[Your objective]
Please return all of the material below line for line, unchanged, but leave the pictures out.

— Start of Extracted records —

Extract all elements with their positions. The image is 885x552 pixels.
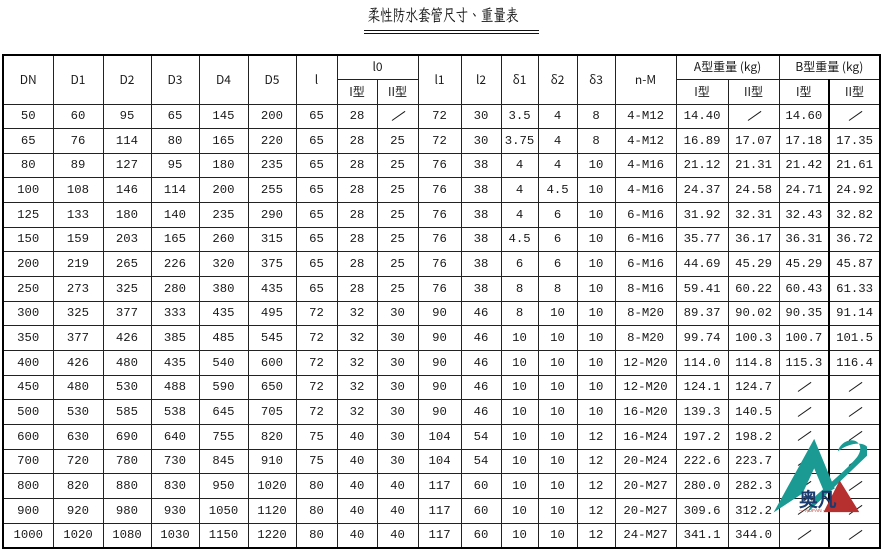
svg-text:— AOFAN —: — AOFAN —	[799, 508, 828, 513]
svg-text:奥凡: 奥凡	[799, 488, 837, 510]
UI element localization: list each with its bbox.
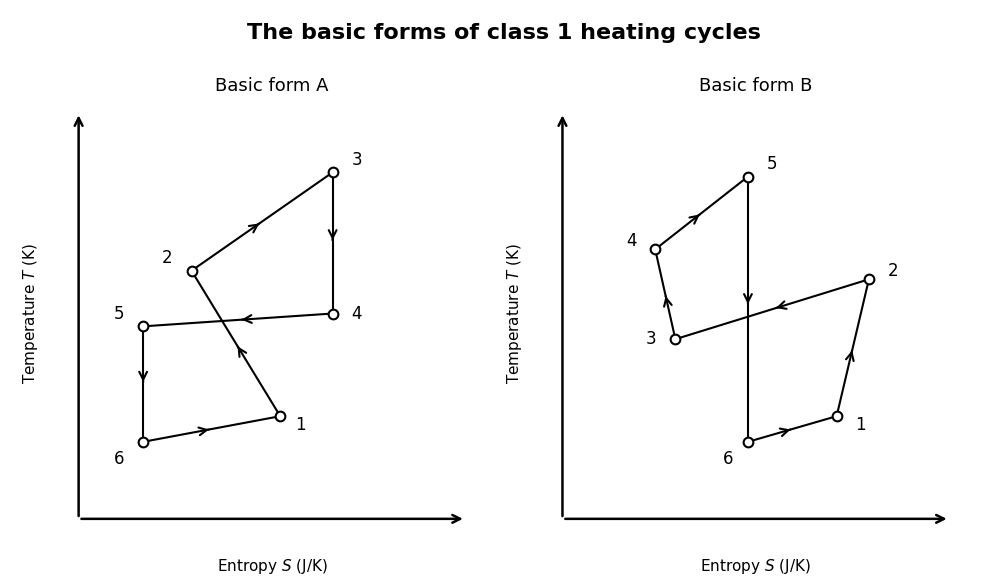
Text: 6: 6 — [114, 450, 124, 468]
Text: 6: 6 — [723, 450, 733, 468]
Text: 1: 1 — [856, 415, 866, 434]
Title: Basic form A: Basic form A — [216, 77, 329, 96]
Text: 3: 3 — [352, 151, 362, 169]
Text: Temperature $T$ (K): Temperature $T$ (K) — [505, 243, 523, 384]
Text: 2: 2 — [888, 262, 898, 280]
Title: Basic form B: Basic form B — [700, 77, 812, 96]
Text: 1: 1 — [295, 415, 305, 434]
Text: Entropy $S$ (J/K): Entropy $S$ (J/K) — [217, 557, 328, 577]
Text: 3: 3 — [646, 330, 656, 348]
Text: 2: 2 — [162, 249, 172, 267]
Text: The basic forms of class 1 heating cycles: The basic forms of class 1 heating cycle… — [247, 23, 761, 43]
Text: Temperature $T$ (K): Temperature $T$ (K) — [21, 243, 39, 384]
Text: 5: 5 — [114, 305, 124, 322]
Text: Entropy $S$ (J/K): Entropy $S$ (J/K) — [701, 557, 811, 577]
Text: 4: 4 — [626, 232, 636, 250]
Text: 5: 5 — [767, 155, 777, 173]
Text: 4: 4 — [352, 305, 362, 322]
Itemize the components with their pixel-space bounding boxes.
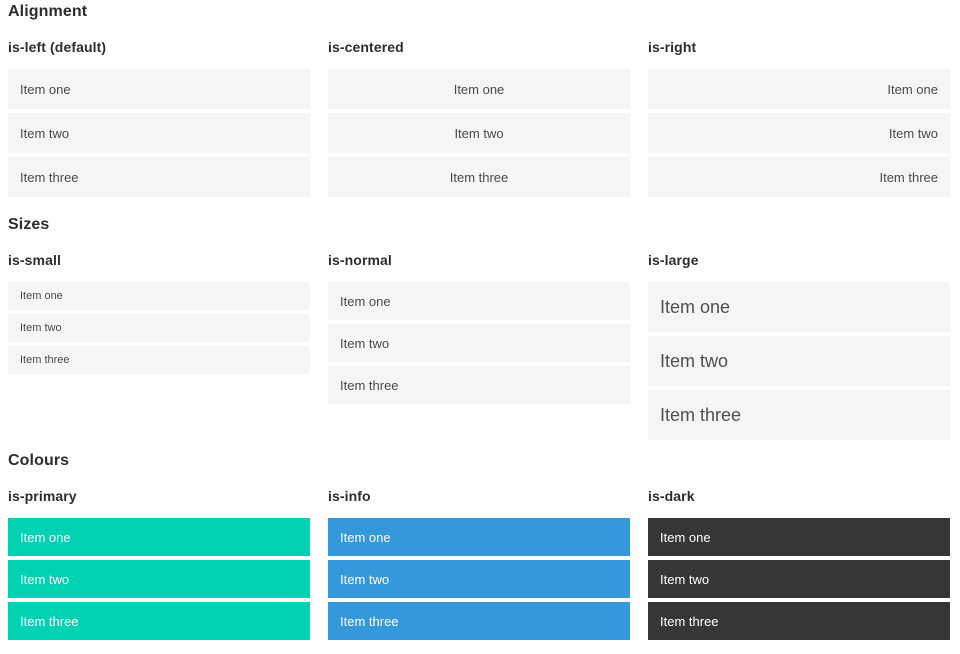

— End of Extracted records —

[Full output]
Extract all elements with their positions. The image is 885x552 pixels.
svg-text:— AOFAN —: — AOFAN —	[799, 508, 828, 513]
svg-text:奥凡: 奥凡	[799, 488, 837, 510]
UI element localization: list each with its bbox.
Text: 6: 6 — [114, 450, 124, 468]
Text: 6: 6 — [723, 450, 733, 468]
Text: 1: 1 — [856, 415, 866, 434]
Title: Basic form A: Basic form A — [216, 77, 329, 96]
Text: 3: 3 — [352, 151, 362, 169]
Text: Temperature $T$ (K): Temperature $T$ (K) — [505, 243, 523, 384]
Text: 2: 2 — [888, 262, 898, 280]
Title: Basic form B: Basic form B — [700, 77, 812, 96]
Text: 1: 1 — [295, 415, 305, 434]
Text: Entropy $S$ (J/K): Entropy $S$ (J/K) — [217, 557, 328, 577]
Text: 3: 3 — [646, 330, 656, 348]
Text: 2: 2 — [162, 249, 172, 267]
Text: The basic forms of class 1 heating cycles: The basic forms of class 1 heating cycle… — [247, 23, 761, 43]
Text: Temperature $T$ (K): Temperature $T$ (K) — [21, 243, 39, 384]
Text: 5: 5 — [114, 305, 124, 322]
Text: Entropy $S$ (J/K): Entropy $S$ (J/K) — [701, 557, 811, 577]
Text: 4: 4 — [626, 232, 636, 250]
Text: 5: 5 — [767, 155, 777, 173]
Text: 4: 4 — [352, 305, 362, 322]
Itemize the components with their pixel-space bounding boxes.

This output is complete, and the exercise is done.